Look through the listing and locate every line containing the word "slaar"; copy those lines.
# # # # #
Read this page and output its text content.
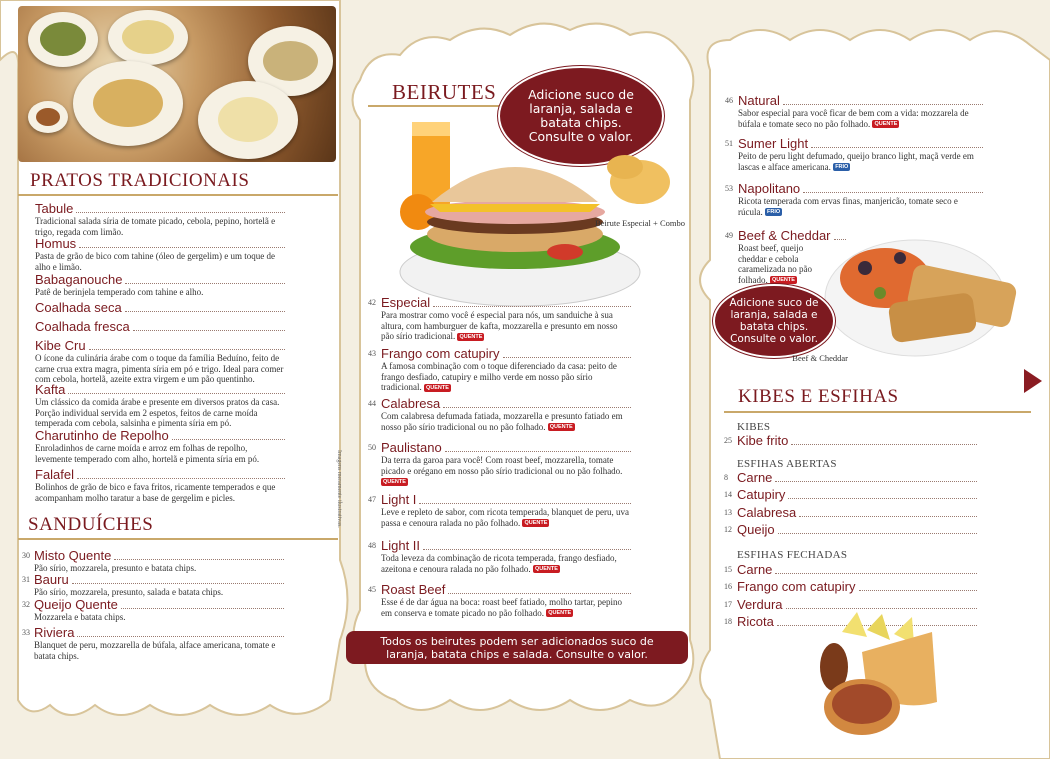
PRATOS TRADICIONAIS
Tabule
Tradicional salada síria de tomate picado, cebola, pepino, hortelã e trigo, regada com limão.
Homus
Pasta de grão de bico com tahine (óleo de gergelim) e um toque de alho e limão.
Babaganouche
Patê de berinjela temperado com tahine e alho.
Coalhada seca
Coalhada fresca
Kibe Cru
O ícone da culinária árabe com o toque da família Beduíno, feito de carne crua extra magra, pimenta síria em pó e trigo. Ideal para comer com cebola, hortelã, azeite extra virgem e um pão quentinho.
Kafta
Um clássico da comida árabe e presente em diversos pratos da casa. Porção individual servida em 2 espetos, feitos de carne moída temperada com cebola, salsinha e pimenta síria em pó.
Charutinho de Repolho
Enroladinhos de carne moída e arroz em folhas de repolho, levemente temperado com alho, hortelã e pimenta síria em pó.
Falafel
Bolinhos de grão de bico e fava fritos, ricamente temperados e que acompanham molho taratur a base de gergelim e picles.
SANDUÍCHES
30 Misto Quente
Pão sírio, mozzarela, presunto e batata chips.
31 Bauru
Pão sírio, mozzarela, presunto, salada e batata chips.
32 Queijo Quente
Mozzarela e batata chips.
33 Riviera
Blanquet de peru, mozzarella de búfala, alface americana, tomate e batata chips.
Imagens meramente ilustrativas.
BEIRUTES	Adicione suco de laranja, salada e batata chips. Consulte o valor.
Beirute Especial + Combo
42 Especial
Para mostrar como você é especial para nós, um sanduiche à sua altura, com hamburguer de kafta, mozzarella e presunto em nosso pão sírio tradicional. QUENTE
43 Frango com catupiry
A famosa combinação com o toque diferenciado da casa: peito de frango desfiado, catupiry e milho verde em nosso pão sírio tradicional. QUENTE
44 Calabresa
Com calabresa defumada fatiada, mozzarella e presunto fatiado em nosso pão sírio tradicional ou no pão folhado. QUENTE
50 Paulistano
Da terra da garoa para você! Com roast beef, mozzarella, tomate picado e orégano em nosso pão sírio tradicional ou no pão folhado. QUENTE
47 Light I
Leve e repleto de sabor, com ricota temperada, blanquet de peru, uva passa e cenoura ralada no pão folhado. QUENTE
48 Light II
Toda leveza da combinação de ricota temperada, frango desfiado, azeitona e cenoura ralada no pão folhado. QUENTE
45 Roast Beef
Esse é de dar água na boca: roast beef fatiado, molho tartar, pepino em conserva e tomate picado no pão folhado. QUENTE
Todos os beirutes podem ser adicionados suco de laranja, batata chips e salada. Consulte o valor.
46 Natural
Sabor especial para você ficar de bem com a vida: mozzarela de búfala e tomate seco no pão folhado. QUENTE
51 Sumer Light
Peito de peru light defumado, queijo branco light, maçã verde em lascas e alface americana. FRIO
53 Napolitano
Ricota temperada com ervas finas, manjericão, tomate seco e rúcula. FRIO
49 Beef & Cheddar
Roast beef, queijo cheddar e cebola caramelizada no pão folhado. QUENTE
Adicione suco de laranja, salada e batata chips. Consulte o valor.
Beef & Cheddar
KIBES E ESFIHAS
KIBES
25 Kibe frito
ESFIHAS ABERTAS
8 Carne
14 Catupiry
13 Calabresa
12 Queijo
ESFIHAS FECHADAS
15 Carne
16 Frango com catupiry
17 Verdura
18 Ricota
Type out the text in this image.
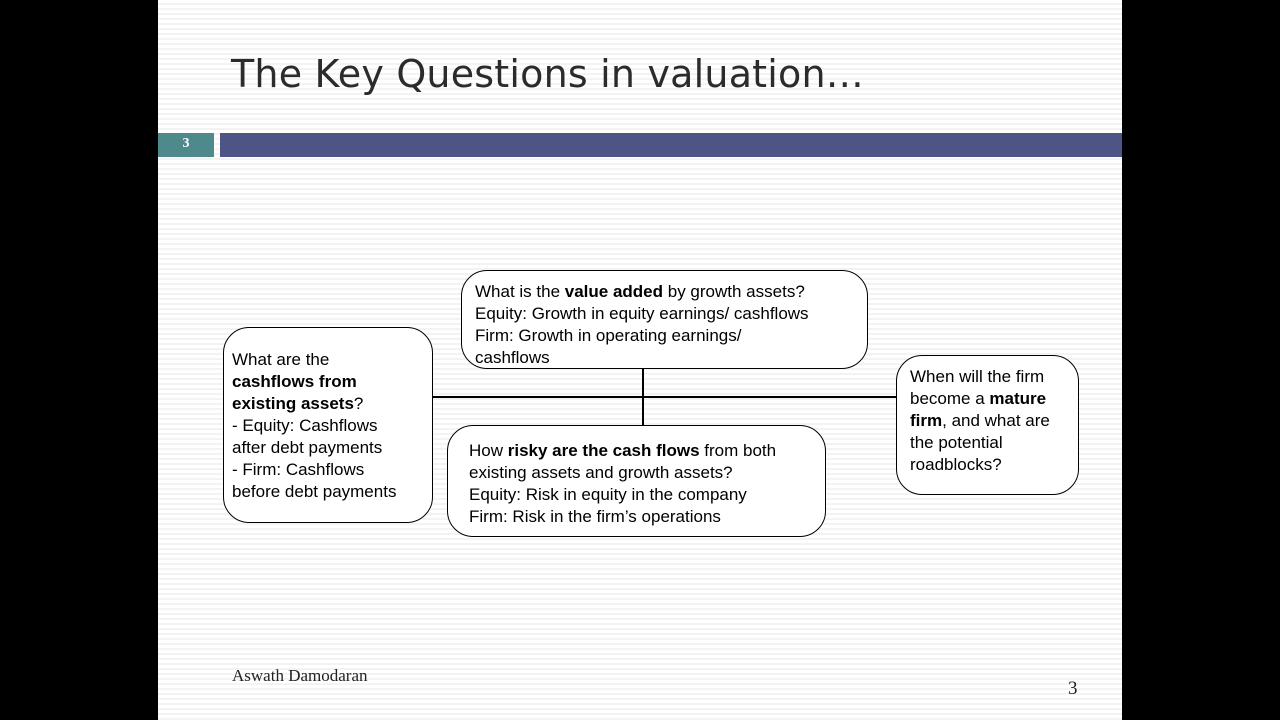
The Key Questions in valuation…
3
What are the
cashflows from
existing assets?
- Equity: Cashflows
after debt payments
- Firm: Cashflows
before debt payments
What is the value added by growth assets?
Equity: Growth in equity earnings/ cashflows
Firm: Growth in operating earnings/
cashflows
How risky are the cash flows from both
existing assets and growth assets?
Equity: Risk in equity in the company
Firm: Risk in the firm’s operations
When will the firm
become a mature
firm, and what are
the potential
roadblocks?
Aswath Damodaran
3
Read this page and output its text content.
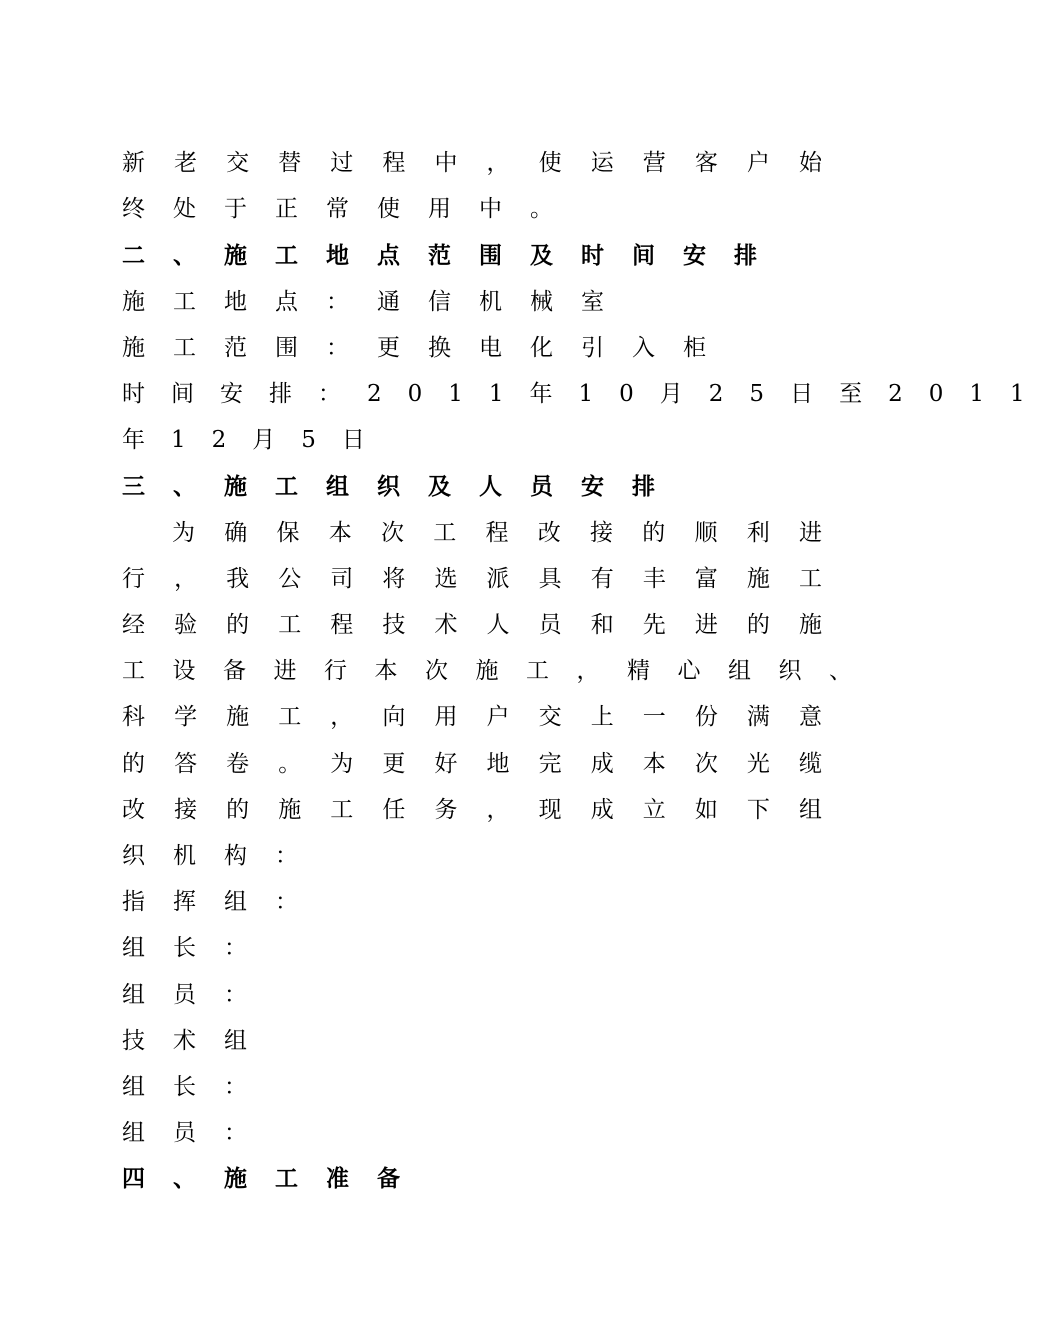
新老交替过程中，使运营客户始
终处于正常使用中。
二、施工地点范围及时间安排
施工地点：通信机械室
施工范围：更换电化引入柜
时间安排：2011年10月25日至2011
年12月5日
三、施工组织及人员安排
为确保本次工程改接的顺利进
行，我公司将选派具有丰富施工
经验的工程技术人员和先进的施
工设备进行本次施工，精心组织、
科学施工，向用户交上一份满意
的答卷。为更好地完成本次光缆
改接的施工任务，现成立如下组
织机构：
指挥组：
组长：
组员：
技术组
组长：
组员：
四、施工准备
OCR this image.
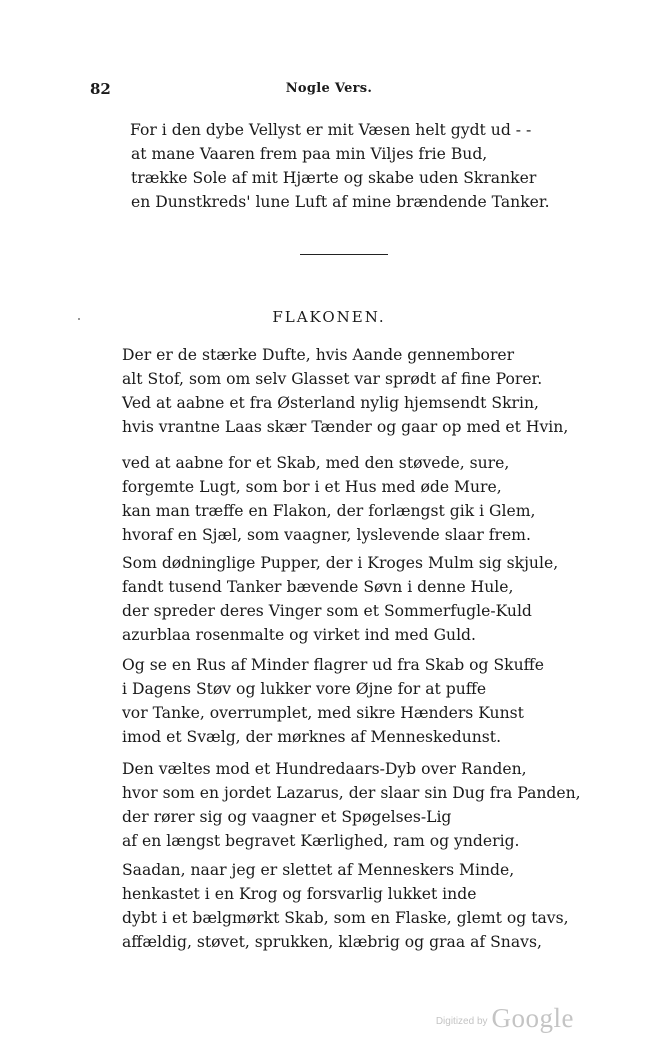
82	Nogle Vers.
For i den dybe Vellyst er mit Væsen helt gydt ud - -
at mane Vaaren frem paa min Viljes frie Bud,
trække Sole af mit Hjærte og skabe uden Skranker
en Dunstkreds' lune Luft af mine brændende Tanker.
FLAKONEN.
Der er de stærke Dufte, hvis Aande gennemborer
alt Stof, som om selv Glasset var sprødt af fine Porer.
Ved at aabne et fra Østerland nylig hjemsendt Skrin,
hvis vrantne Laas skær Tænder og gaar op med et Hvin,
ved at aabne for et Skab, med den støvede, sure,
forgemte Lugt, som bor i et Hus med øde Mure,
kan man træffe en Flakon, der forlængst gik i Glem,
hvoraf en Sjæl, som vaagner, lyslevende slaar frem.
Som dødninglige Pupper, der i Kroges Mulm sig skjule,
fandt tusend Tanker bævende Søvn i denne Hule,
der spreder deres Vinger som et Sommerfugle-Kuld
azurblaa rosenmalte og virket ind med Guld.
Og se en Rus af Minder flagrer ud fra Skab og Skuffe
i Dagens Støv og lukker vore Øjne for at puffe
vor Tanke, overrumplet, med sikre Hænders Kunst
imod et Svælg, der mørknes af Menneskedunst.
Den væltes mod et Hundredaars-Dyb over Randen,
hvor som en jordet Lazarus, der slaar sin Dug fra Panden,
der rører sig og vaagner et Spøgelses-Lig
af en længst begravet Kærlighed, ram og ynderig.
Saadan, naar jeg er slettet af Menneskers Minde,
henkastet i en Krog og forsvarlig lukket inde
dybt i et bælgmørkt Skab, som en Flaske, glemt og tavs,
affældig, støvet, sprukken, klæbrig og graa af Snavs,
Digitized by Google
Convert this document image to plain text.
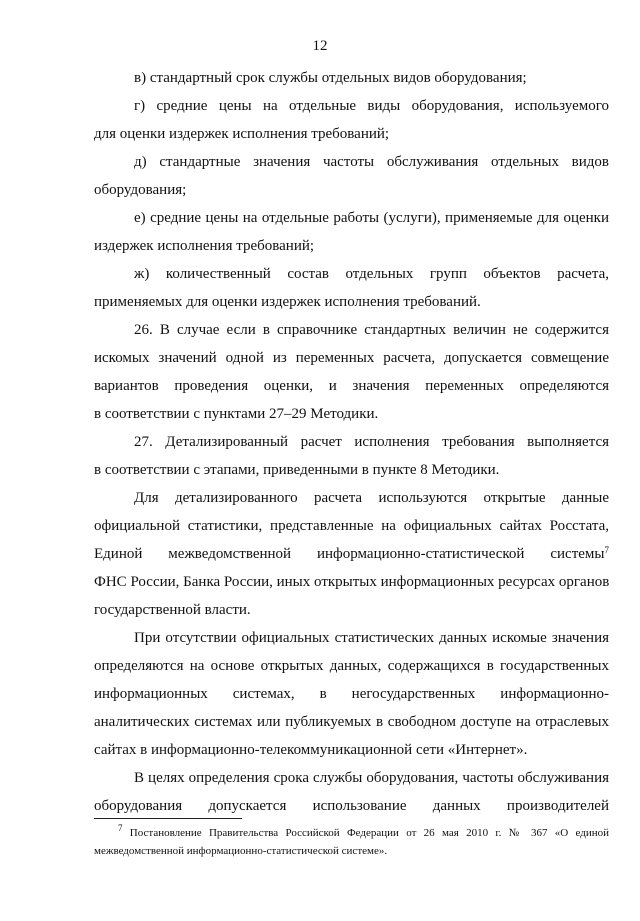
12
в) стандартный срок службы отдельных видов оборудования;
г) средние цены на отдельные виды оборудования, используемого
для оценки издержек исполнения требований;
д) стандартные значения частоты обслуживания отдельных видов
оборудования;
е) средние цены на отдельные работы (услуги), применяемые для оценки
издержек исполнения требований;
ж) количественный состав отдельных групп объектов расчета,
применяемых для оценки издержек исполнения требований.
26. В случае если в справочнике стандартных величин не содержится
искомых значений одной из переменных расчета, допускается совмещение
вариантов проведения оценки, и значения переменных определяются
в соответствии с пунктами 27–29 Методики.
27. Детализированный расчет исполнения требования выполняется
в соответствии с этапами, приведенными в пункте 8 Методики.
Для детализированного расчета используются открытые данные
официальной статистики, представленные на официальных сайтах Росстата,
Единой межведомственной информационно-статистической системы$^7$
ФНС России, Банка России, иных открытых информационных ресурсах органов
государственной власти.
При отсутствии официальных статистических данных искомые значения
определяются на основе открытых данных, содержащихся в государственных
информационных системах, в негосударственных информационно-
аналитических системах или публикуемых в свободном доступе на отраслевых
сайтах в информационно-телекоммуникационной сети «Интернет».
В целях определения срока службы оборудования, частоты обслуживания
оборудования допускается использование данных производителей
$^7$ Постановление Правительства Российской Федерации от 26 мая 2010 г. № 367 «О единой
межведомственной информационно-статистической системе».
# # # # #
* _Task result_
hvoraf en Sjæl, som vaagner, lyslevende slaar frem.
hvor som en jordet Lazarus, der slaar sin Dug fra Panden,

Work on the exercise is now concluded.